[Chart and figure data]
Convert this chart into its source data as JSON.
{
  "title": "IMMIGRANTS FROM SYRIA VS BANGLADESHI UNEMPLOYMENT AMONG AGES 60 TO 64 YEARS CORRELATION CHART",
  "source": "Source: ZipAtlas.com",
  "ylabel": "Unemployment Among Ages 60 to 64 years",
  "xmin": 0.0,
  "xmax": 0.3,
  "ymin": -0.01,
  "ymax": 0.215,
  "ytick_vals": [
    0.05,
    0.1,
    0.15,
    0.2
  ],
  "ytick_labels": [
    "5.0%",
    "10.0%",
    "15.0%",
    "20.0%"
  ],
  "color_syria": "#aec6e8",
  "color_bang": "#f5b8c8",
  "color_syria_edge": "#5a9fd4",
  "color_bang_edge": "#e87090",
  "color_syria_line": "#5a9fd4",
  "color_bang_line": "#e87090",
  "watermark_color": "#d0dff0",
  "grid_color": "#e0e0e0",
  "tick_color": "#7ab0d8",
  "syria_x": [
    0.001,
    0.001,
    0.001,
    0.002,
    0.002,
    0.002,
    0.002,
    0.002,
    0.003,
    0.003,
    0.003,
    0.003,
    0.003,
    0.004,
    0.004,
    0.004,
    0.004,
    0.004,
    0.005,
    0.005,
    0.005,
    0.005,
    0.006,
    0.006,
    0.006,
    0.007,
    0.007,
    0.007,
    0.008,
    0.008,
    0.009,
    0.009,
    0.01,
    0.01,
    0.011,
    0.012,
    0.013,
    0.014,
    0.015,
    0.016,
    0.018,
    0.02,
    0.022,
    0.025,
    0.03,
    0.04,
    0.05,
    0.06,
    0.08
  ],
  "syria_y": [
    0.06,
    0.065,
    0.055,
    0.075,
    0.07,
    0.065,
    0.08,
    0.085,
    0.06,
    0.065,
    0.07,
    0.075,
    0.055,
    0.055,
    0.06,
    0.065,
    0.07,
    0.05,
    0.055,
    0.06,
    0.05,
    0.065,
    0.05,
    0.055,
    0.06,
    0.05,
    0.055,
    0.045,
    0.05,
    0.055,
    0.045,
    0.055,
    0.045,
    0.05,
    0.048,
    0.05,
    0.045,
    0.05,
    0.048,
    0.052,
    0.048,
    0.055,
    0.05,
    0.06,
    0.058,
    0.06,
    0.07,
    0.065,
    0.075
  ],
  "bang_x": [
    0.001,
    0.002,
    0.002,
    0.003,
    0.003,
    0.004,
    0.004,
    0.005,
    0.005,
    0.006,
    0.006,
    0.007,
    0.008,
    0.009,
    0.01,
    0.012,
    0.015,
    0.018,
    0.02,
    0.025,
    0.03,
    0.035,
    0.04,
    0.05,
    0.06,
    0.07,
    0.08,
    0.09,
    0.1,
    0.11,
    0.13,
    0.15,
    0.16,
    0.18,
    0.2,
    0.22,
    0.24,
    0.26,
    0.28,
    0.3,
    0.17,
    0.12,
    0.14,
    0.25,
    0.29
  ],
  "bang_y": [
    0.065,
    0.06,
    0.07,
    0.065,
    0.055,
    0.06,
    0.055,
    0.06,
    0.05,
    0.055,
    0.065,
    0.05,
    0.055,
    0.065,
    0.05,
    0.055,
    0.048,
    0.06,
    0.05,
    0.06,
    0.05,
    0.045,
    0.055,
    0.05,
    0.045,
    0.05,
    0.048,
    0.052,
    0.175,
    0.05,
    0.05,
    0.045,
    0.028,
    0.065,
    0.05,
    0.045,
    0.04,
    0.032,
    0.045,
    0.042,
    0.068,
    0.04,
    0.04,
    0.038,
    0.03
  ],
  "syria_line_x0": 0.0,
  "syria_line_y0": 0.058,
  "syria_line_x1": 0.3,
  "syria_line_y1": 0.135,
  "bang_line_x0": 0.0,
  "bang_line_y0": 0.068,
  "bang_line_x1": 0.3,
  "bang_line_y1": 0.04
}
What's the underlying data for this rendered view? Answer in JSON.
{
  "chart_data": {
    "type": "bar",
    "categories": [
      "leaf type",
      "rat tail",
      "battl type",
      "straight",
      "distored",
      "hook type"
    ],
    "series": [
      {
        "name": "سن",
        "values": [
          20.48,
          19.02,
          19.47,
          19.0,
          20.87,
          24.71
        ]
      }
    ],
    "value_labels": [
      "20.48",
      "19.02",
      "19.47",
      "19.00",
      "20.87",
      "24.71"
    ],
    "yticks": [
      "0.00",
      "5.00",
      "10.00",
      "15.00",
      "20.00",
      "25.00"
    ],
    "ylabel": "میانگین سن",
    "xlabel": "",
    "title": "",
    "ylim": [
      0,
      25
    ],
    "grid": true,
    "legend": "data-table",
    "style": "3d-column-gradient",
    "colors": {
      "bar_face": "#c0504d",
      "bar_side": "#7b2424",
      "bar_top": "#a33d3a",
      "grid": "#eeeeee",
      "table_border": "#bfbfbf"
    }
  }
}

What is asked: Repeat only the lines from the one holding "What's the underlying" through the last line of the data.

The solution:
What's the underlying data for this rendered view? Answer in JSON.
{
  "chart_data": {
    "type": "bar",
    "categories": [
      "leaf type",
      "rat tail",
      "battl type",
      "straight",
      "distored",
      "hook type"
    ],
    "series": [
      {
        "name": "سن",
        "values": [
          20.48,
          19.02,
          19.47,
          19.0,
          20.87,
          24.71
        ]
      }
    ],
    "value_labels": [
      "20.48",
      "19.02",
      "19.47",
      "19.00",
      "20.87",
      "24.71"
    ],
    "yticks": [
      "0.00",
      "5.00",
      "10.00",
      "15.00",
      "20.00",
      "25.00"
    ],
    "ylabel": "میانگین سن",
    "xlabel": "",
    "title": "",
    "ylim": [
      0,
      25
    ],
    "grid": true,
    "legend": "data-table",
    "style": "3d-column-gradient",
    "colors": {
      "bar_face": "#c0504d",
      "bar_side": "#7b2424",
      "bar_top": "#a33d3a",
      "grid": "#eeeeee",
      "table_border": "#bfbfbf"
    }
  }
}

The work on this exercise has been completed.